══ RECORDS FOR PROCESSING

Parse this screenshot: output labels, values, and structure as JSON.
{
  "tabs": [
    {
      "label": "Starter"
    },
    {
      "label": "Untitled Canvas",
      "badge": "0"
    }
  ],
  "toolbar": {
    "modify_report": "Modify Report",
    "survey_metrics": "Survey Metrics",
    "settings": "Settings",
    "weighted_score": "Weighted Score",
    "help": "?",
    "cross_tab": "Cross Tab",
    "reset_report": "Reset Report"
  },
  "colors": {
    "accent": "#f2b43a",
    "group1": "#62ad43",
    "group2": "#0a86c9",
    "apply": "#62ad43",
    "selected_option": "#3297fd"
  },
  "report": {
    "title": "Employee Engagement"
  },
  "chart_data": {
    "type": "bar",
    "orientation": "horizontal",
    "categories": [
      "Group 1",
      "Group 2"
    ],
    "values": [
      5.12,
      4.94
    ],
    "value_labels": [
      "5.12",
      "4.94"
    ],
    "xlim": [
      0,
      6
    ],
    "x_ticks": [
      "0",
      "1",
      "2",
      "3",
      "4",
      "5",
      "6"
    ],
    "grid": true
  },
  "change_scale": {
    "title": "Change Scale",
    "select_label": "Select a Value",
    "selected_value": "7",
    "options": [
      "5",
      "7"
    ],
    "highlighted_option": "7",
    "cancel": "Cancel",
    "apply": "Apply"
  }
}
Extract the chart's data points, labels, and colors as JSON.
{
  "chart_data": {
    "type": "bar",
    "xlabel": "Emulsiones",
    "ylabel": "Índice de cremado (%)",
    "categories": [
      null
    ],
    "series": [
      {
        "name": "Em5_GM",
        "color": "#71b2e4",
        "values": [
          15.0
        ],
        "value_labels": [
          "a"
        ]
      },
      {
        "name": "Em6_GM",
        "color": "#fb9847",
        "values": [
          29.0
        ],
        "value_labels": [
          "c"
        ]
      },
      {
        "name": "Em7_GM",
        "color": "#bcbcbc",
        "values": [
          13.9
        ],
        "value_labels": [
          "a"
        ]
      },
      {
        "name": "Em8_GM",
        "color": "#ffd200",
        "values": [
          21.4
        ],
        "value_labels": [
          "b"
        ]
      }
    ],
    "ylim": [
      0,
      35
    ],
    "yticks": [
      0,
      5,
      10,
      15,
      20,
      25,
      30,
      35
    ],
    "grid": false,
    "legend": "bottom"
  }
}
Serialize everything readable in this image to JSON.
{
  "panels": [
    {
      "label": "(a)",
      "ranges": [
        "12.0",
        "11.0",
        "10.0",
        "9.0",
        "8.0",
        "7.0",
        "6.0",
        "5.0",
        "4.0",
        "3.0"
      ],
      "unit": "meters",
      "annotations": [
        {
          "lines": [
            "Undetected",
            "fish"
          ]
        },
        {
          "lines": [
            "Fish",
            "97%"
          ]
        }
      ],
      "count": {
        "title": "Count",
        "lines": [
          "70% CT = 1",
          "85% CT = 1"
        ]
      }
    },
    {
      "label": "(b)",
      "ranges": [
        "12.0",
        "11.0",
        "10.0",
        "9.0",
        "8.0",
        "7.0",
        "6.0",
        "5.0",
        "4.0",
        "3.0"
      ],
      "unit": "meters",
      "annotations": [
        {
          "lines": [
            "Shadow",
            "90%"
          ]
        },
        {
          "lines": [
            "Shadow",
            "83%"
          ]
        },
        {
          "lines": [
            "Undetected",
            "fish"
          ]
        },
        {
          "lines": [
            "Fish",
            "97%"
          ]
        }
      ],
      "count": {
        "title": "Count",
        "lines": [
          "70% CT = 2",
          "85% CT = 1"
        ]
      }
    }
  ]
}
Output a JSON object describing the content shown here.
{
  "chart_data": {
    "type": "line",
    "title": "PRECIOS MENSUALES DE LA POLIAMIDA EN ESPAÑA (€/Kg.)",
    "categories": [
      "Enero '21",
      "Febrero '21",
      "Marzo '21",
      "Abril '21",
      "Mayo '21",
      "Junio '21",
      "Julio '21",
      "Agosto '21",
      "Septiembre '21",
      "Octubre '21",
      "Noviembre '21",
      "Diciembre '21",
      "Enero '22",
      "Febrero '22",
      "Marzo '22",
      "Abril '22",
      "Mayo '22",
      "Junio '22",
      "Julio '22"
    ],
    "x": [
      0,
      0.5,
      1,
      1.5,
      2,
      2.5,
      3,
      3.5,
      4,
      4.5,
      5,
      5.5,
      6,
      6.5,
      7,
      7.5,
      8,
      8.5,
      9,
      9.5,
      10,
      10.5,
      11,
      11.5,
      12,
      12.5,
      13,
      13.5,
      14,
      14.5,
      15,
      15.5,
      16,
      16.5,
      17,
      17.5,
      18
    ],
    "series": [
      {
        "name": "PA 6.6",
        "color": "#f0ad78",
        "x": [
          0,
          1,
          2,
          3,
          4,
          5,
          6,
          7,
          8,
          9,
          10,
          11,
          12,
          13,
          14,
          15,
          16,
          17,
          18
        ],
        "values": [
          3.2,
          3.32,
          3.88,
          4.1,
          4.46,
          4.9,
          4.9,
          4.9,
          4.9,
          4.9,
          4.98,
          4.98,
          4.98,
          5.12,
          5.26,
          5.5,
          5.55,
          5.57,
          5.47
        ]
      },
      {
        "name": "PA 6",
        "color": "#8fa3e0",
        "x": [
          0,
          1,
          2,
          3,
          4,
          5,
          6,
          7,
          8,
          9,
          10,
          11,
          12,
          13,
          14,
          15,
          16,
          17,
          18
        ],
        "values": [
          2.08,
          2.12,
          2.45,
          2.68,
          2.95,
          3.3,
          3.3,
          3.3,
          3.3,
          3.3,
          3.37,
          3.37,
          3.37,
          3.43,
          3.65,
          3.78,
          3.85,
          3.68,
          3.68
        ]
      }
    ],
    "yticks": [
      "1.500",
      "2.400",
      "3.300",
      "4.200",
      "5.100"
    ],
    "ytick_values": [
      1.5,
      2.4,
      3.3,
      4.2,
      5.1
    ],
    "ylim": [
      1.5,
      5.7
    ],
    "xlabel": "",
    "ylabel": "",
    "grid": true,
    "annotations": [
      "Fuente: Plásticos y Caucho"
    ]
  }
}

════

- _CHALLENGE_
Each record above should be output again exactly.

- _REPLY_
Parse this screenshot: output labels, values, and structure as JSON.
{
  "tabs": [
    {
      "label": "Starter"
    },
    {
      "label": "Untitled Canvas",
      "badge": "0"
    }
  ],
  "toolbar": {
    "modify_report": "Modify Report",
    "survey_metrics": "Survey Metrics",
    "settings": "Settings",
    "weighted_score": "Weighted Score",
    "help": "?",
    "cross_tab": "Cross Tab",
    "reset_report": "Reset Report"
  },
  "colors": {
    "accent": "#f2b43a",
    "group1": "#62ad43",
    "group2": "#0a86c9",
    "apply": "#62ad43",
    "selected_option": "#3297fd"
  },
  "report": {
    "title": "Employee Engagement"
  },
  "chart_data": {
    "type": "bar",
    "orientation": "horizontal",
    "categories": [
      "Group 1",
      "Group 2"
    ],
    "values": [
      5.12,
      4.94
    ],
    "value_labels": [
      "5.12",
      "4.94"
    ],
    "xlim": [
      0,
      6
    ],
    "x_ticks": [
      "0",
      "1",
      "2",
      "3",
      "4",
      "5",
      "6"
    ],
    "grid": true
  },
  "change_scale": {
    "title": "Change Scale",
    "select_label": "Select a Value",
    "selected_value": "7",
    "options": [
      "5",
      "7"
    ],
    "highlighted_option": "7",
    "cancel": "Cancel",
    "apply": "Apply"
  }
}
Extract the chart's data points, labels, and colors as JSON.
{
  "chart_data": {
    "type": "bar",
    "xlabel": "Emulsiones",
    "ylabel": "Índice de cremado (%)",
    "categories": [
      null
    ],
    "series": [
      {
        "name": "Em5_GM",
        "color": "#71b2e4",
        "values": [
          15.0
        ],
        "value_labels": [
          "a"
        ]
      },
      {
        "name": "Em6_GM",
        "color": "#fb9847",
        "values": [
          29.0
        ],
        "value_labels": [
          "c"
        ]
      },
      {
        "name": "Em7_GM",
        "color": "#bcbcbc",
        "values": [
          13.9
        ],
        "value_labels": [
          "a"
        ]
      },
      {
        "name": "Em8_GM",
        "color": "#ffd200",
        "values": [
          21.4
        ],
        "value_labels": [
          "b"
        ]
      }
    ],
    "ylim": [
      0,
      35
    ],
    "yticks": [
      0,
      5,
      10,
      15,
      20,
      25,
      30,
      35
    ],
    "grid": false,
    "legend": "bottom"
  }
}
Serialize everything readable in this image to JSON.
{
  "panels": [
    {
      "label": "(a)",
      "ranges": [
        "12.0",
        "11.0",
        "10.0",
        "9.0",
        "8.0",
        "7.0",
        "6.0",
        "5.0",
        "4.0",
        "3.0"
      ],
      "unit": "meters",
      "annotations": [
        {
          "lines": [
            "Undetected",
            "fish"
          ]
        },
        {
          "lines": [
            "Fish",
            "97%"
          ]
        }
      ],
      "count": {
        "title": "Count",
        "lines": [
          "70% CT = 1",
          "85% CT = 1"
        ]
      }
    },
    {
      "label": "(b)",
      "ranges": [
        "12.0",
        "11.0",
        "10.0",
        "9.0",
        "8.0",
        "7.0",
        "6.0",
        "5.0",
        "4.0",
        "3.0"
      ],
      "unit": "meters",
      "annotations": [
        {
          "lines": [
            "Shadow",
            "90%"
          ]
        },
        {
          "lines": [
            "Shadow",
            "83%"
          ]
        },
        {
          "lines": [
            "Undetected",
            "fish"
          ]
        },
        {
          "lines": [
            "Fish",
            "97%"
          ]
        }
      ],
      "count": {
        "title": "Count",
        "lines": [
          "70% CT = 2",
          "85% CT = 1"
        ]
      }
    }
  ]
}
Output a JSON object describing the content shown here.
{
  "chart_data": {
    "type": "line",
    "title": "PRECIOS MENSUALES DE LA POLIAMIDA EN ESPAÑA (€/Kg.)",
    "categories": [
      "Enero '21",
      "Febrero '21",
      "Marzo '21",
      "Abril '21",
      "Mayo '21",
      "Junio '21",
      "Julio '21",
      "Agosto '21",
      "Septiembre '21",
      "Octubre '21",
      "Noviembre '21",
      "Diciembre '21",
      "Enero '22",
      "Febrero '22",
      "Marzo '22",
      "Abril '22",
      "Mayo '22",
      "Junio '22",
      "Julio '22"
    ],
    "x": [
      0,
      0.5,
      1,
      1.5,
      2,
      2.5,
      3,
      3.5,
      4,
      4.5,
      5,
      5.5,
      6,
      6.5,
      7,
      7.5,
      8,
      8.5,
      9,
      9.5,
      10,
      10.5,
      11,
      11.5,
      12,
      12.5,
      13,
      13.5,
      14,
      14.5,
      15,
      15.5,
      16,
      16.5,
      17,
      17.5,
      18
    ],
    "series": [
      {
        "name": "PA 6.6",
        "color": "#f0ad78",
        "x": [
          0,
          1,
          2,
          3,
          4,
          5,
          6,
          7,
          8,
          9,
          10,
          11,
          12,
          13,
          14,
          15,
          16,
          17,
          18
        ],
        "values": [
          3.2,
          3.32,
          3.88,
          4.1,
          4.46,
          4.9,
          4.9,
          4.9,
          4.9,
          4.9,
          4.98,
          4.98,
          4.98,
          5.12,
          5.26,
          5.5,
          5.55,
          5.57,
          5.47
        ]
      },
      {
        "name": "PA 6",
        "color": "#8fa3e0",
        "x": [
          0,
          1,
          2,
          3,
          4,
          5,
          6,
          7,
          8,
          9,
          10,
          11,
          12,
          13,
          14,
          15,
          16,
          17,
          18
        ],
        "values": [
          2.08,
          2.12,
          2.45,
          2.68,
          2.95,
          3.3,
          3.3,
          3.3,
          3.3,
          3.3,
          3.37,
          3.37,
          3.37,
          3.43,
          3.65,
          3.78,
          3.85,
          3.68,
          3.68
        ]
      }
    ],
    "yticks": [
      "1.500",
      "2.400",
      "3.300",
      "4.200",
      "5.100"
    ],
    "ytick_values": [
      1.5,
      2.4,
      3.3,
      4.2,
      5.1
    ],
    "ylim": [
      1.5,
      5.7
    ],
    "xlabel": "",
    "ylabel": "",
    "grid": true,
    "annotations": [
      "Fuente: Plásticos y Caucho"
    ]
  }
}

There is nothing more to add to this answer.